• [What the task asks]: Without the pictures, repeat the listing character for character.

-- start --

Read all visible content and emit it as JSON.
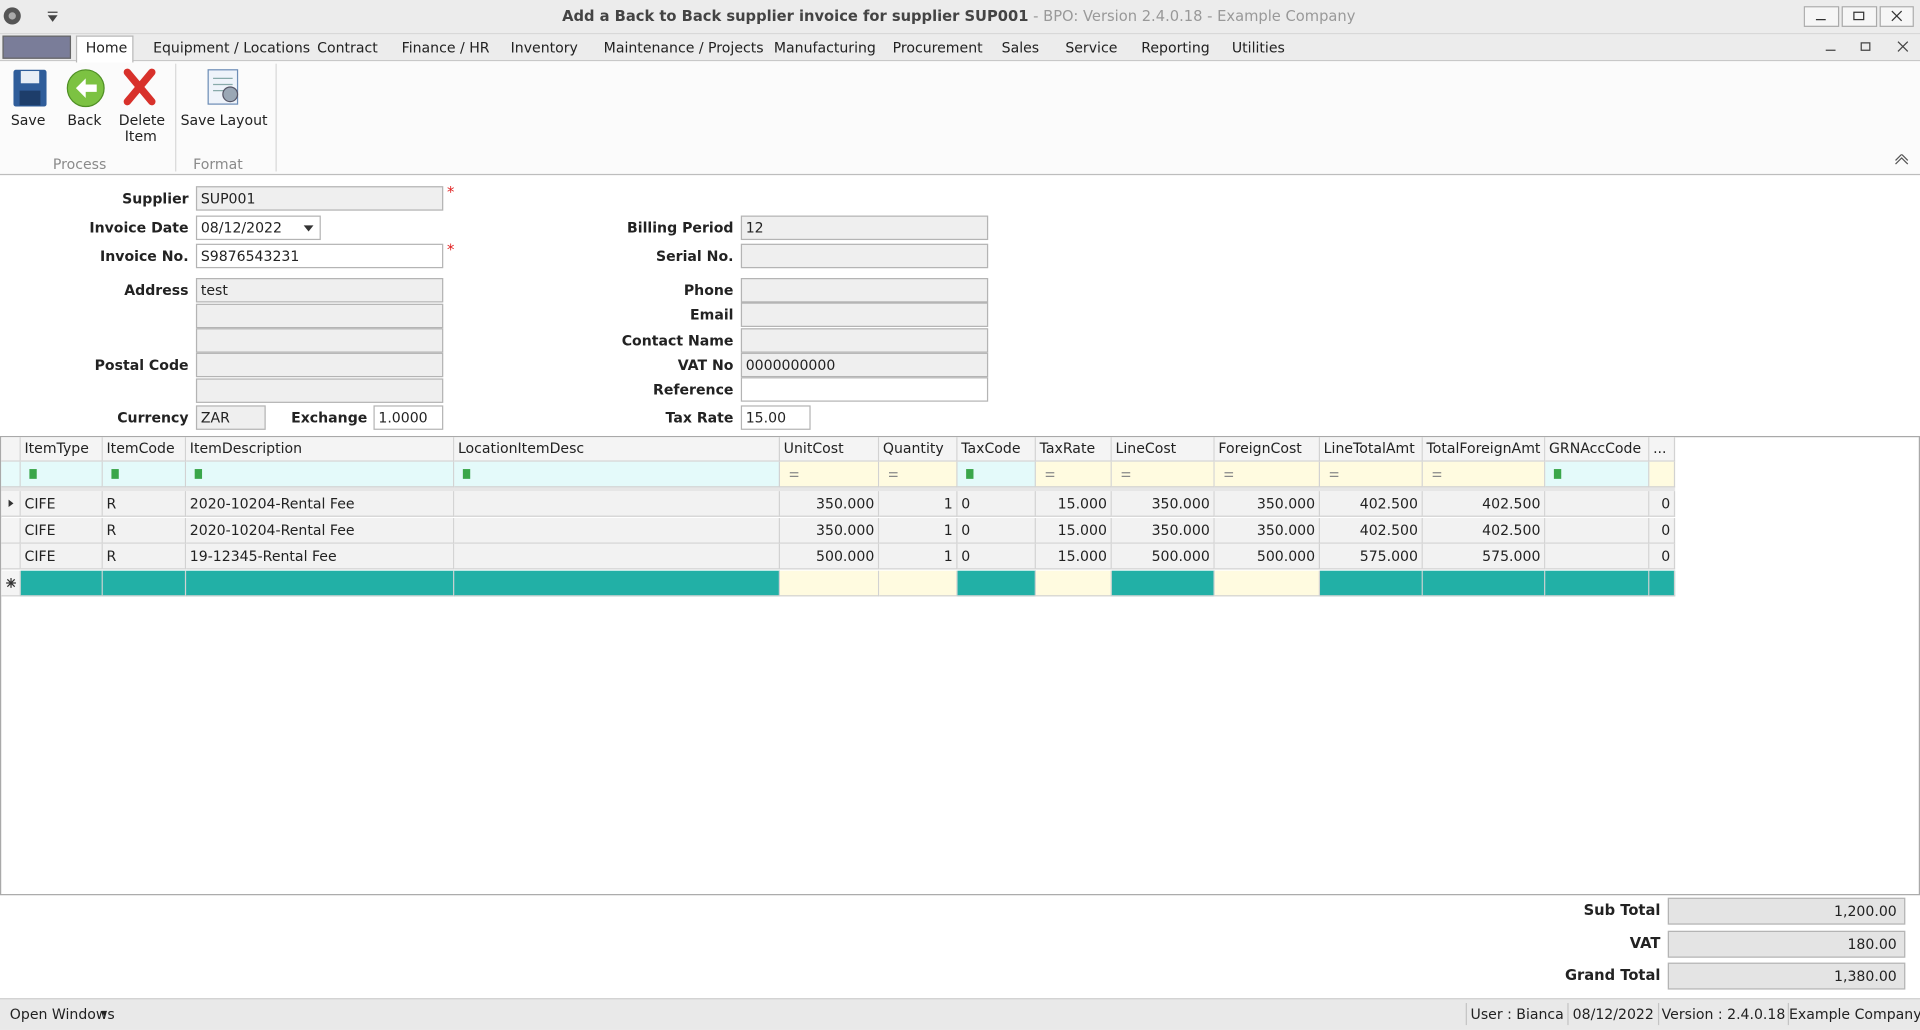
{
  "window": {
    "title": "Add a Back to Back supplier invoice for supplier SUP001",
    "subtitle": "BPO: Version 2.4.0.18 - Example Company"
  },
  "menu": [
    "Home",
    "Equipment / Locations",
    "Contract",
    "Finance / HR",
    "Inventory",
    "Maintenance / Projects",
    "Manufacturing",
    "Procurement",
    "Sales",
    "Service",
    "Reporting",
    "Utilities"
  ],
  "ribbon": {
    "groups": [
      {
        "label": "Process",
        "buttons": [
          "Save",
          "Back",
          "Delete Item"
        ]
      },
      {
        "label": "Format",
        "buttons": [
          "Save Layout"
        ]
      }
    ]
  },
  "form": {
    "fields": [
      {
        "label": "Supplier",
        "value": "SUP001"
      },
      {
        "label": "Invoice Date",
        "value": "08/12/2022"
      },
      {
        "label": "Invoice No.",
        "value": "S9876543231"
      },
      {
        "label": "Address",
        "value": "test"
      },
      {
        "label": "Postal Code"
      },
      {
        "label": "Currency",
        "value": "ZAR"
      },
      {
        "label": "Exchange",
        "value": "1.0000"
      },
      {
        "label": "Billing Period",
        "value": "12"
      },
      {
        "label": "Serial No."
      },
      {
        "label": "Phone"
      },
      {
        "label": "Email"
      },
      {
        "label": "Contact Name"
      },
      {
        "label": "VAT No",
        "value": "0000000000"
      },
      {
        "label": "Reference"
      },
      {
        "label": "Tax Rate",
        "value": "15.00"
      }
    ],
    "required_mark": "*"
  },
  "table": {
    "columns": [
      "ItemType",
      "ItemCode",
      "ItemDescription",
      "LocationItemDesc",
      "UnitCost",
      "Quantity",
      "TaxCode",
      "TaxRate",
      "LineCost",
      "ForeignCost",
      "LineTotalAmt",
      "TotalForeignAmt",
      "GRNAccCode",
      "..."
    ],
    "rows": [
      [
        "CIFE",
        "R",
        "2020-10204-Rental Fee",
        null,
        "350.000",
        "1",
        "0",
        "15.000",
        "350.000",
        "350.000",
        "402.500",
        "402.500",
        null,
        "0"
      ],
      [
        "CIFE",
        "R",
        "2020-10204-Rental Fee",
        null,
        "350.000",
        "1",
        "0",
        "15.000",
        "350.000",
        "350.000",
        "402.500",
        "402.500",
        null,
        "0"
      ],
      [
        "CIFE",
        "R",
        "19-12345-Rental Fee",
        null,
        "500.000",
        "1",
        "0",
        "15.000",
        "500.000",
        "500.000",
        "575.000",
        "575.000",
        null,
        "0"
      ]
    ]
  },
  "totals": [
    {
      "label": "Sub Total",
      "value": "1,200.00"
    },
    {
      "label": "VAT",
      "value": "180.00"
    },
    {
      "label": "Grand Total",
      "value": "1,380.00"
    }
  ],
  "status": {
    "left": "Open Windows",
    "items": [
      "User : Bianca",
      "08/12/2022",
      "Version : 2.4.0.18",
      "Example Company"
    ]
  }
}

-- end --

• [Result of this exercise]:
Read all visible content and emit it as JSON.
{
  "window": {
    "title": "Add a Back to Back supplier invoice for supplier SUP001",
    "subtitle": "BPO: Version 2.4.0.18 - Example Company"
  },
  "menu": [
    "Home",
    "Equipment / Locations",
    "Contract",
    "Finance / HR",
    "Inventory",
    "Maintenance / Projects",
    "Manufacturing",
    "Procurement",
    "Sales",
    "Service",
    "Reporting",
    "Utilities"
  ],
  "ribbon": {
    "groups": [
      {
        "label": "Process",
        "buttons": [
          "Save",
          "Back",
          "Delete Item"
        ]
      },
      {
        "label": "Format",
        "buttons": [
          "Save Layout"
        ]
      }
    ]
  },
  "form": {
    "fields": [
      {
        "label": "Supplier",
        "value": "SUP001"
      },
      {
        "label": "Invoice Date",
        "value": "08/12/2022"
      },
      {
        "label": "Invoice No.",
        "value": "S9876543231"
      },
      {
        "label": "Address",
        "value": "test"
      },
      {
        "label": "Postal Code"
      },
      {
        "label": "Currency",
        "value": "ZAR"
      },
      {
        "label": "Exchange",
        "value": "1.0000"
      },
      {
        "label": "Billing Period",
        "value": "12"
      },
      {
        "label": "Serial No."
      },
      {
        "label": "Phone"
      },
      {
        "label": "Email"
      },
      {
        "label": "Contact Name"
      },
      {
        "label": "VAT No",
        "value": "0000000000"
      },
      {
        "label": "Reference"
      },
      {
        "label": "Tax Rate",
        "value": "15.00"
      }
    ],
    "required_mark": "*"
  },
  "table": {
    "columns": [
      "ItemType",
      "ItemCode",
      "ItemDescription",
      "LocationItemDesc",
      "UnitCost",
      "Quantity",
      "TaxCode",
      "TaxRate",
      "LineCost",
      "ForeignCost",
      "LineTotalAmt",
      "TotalForeignAmt",
      "GRNAccCode",
      "..."
    ],
    "rows": [
      [
        "CIFE",
        "R",
        "2020-10204-Rental Fee",
        null,
        "350.000",
        "1",
        "0",
        "15.000",
        "350.000",
        "350.000",
        "402.500",
        "402.500",
        null,
        "0"
      ],
      [
        "CIFE",
        "R",
        "2020-10204-Rental Fee",
        null,
        "350.000",
        "1",
        "0",
        "15.000",
        "350.000",
        "350.000",
        "402.500",
        "402.500",
        null,
        "0"
      ],
      [
        "CIFE",
        "R",
        "19-12345-Rental Fee",
        null,
        "500.000",
        "1",
        "0",
        "15.000",
        "500.000",
        "500.000",
        "575.000",
        "575.000",
        null,
        "0"
      ]
    ]
  },
  "totals": [
    {
      "label": "Sub Total",
      "value": "1,200.00"
    },
    {
      "label": "VAT",
      "value": "180.00"
    },
    {
      "label": "Grand Total",
      "value": "1,380.00"
    }
  ],
  "status": {
    "left": "Open Windows",
    "items": [
      "User : Bianca",
      "08/12/2022",
      "Version : 2.4.0.18",
      "Example Company"
    ]
  }
}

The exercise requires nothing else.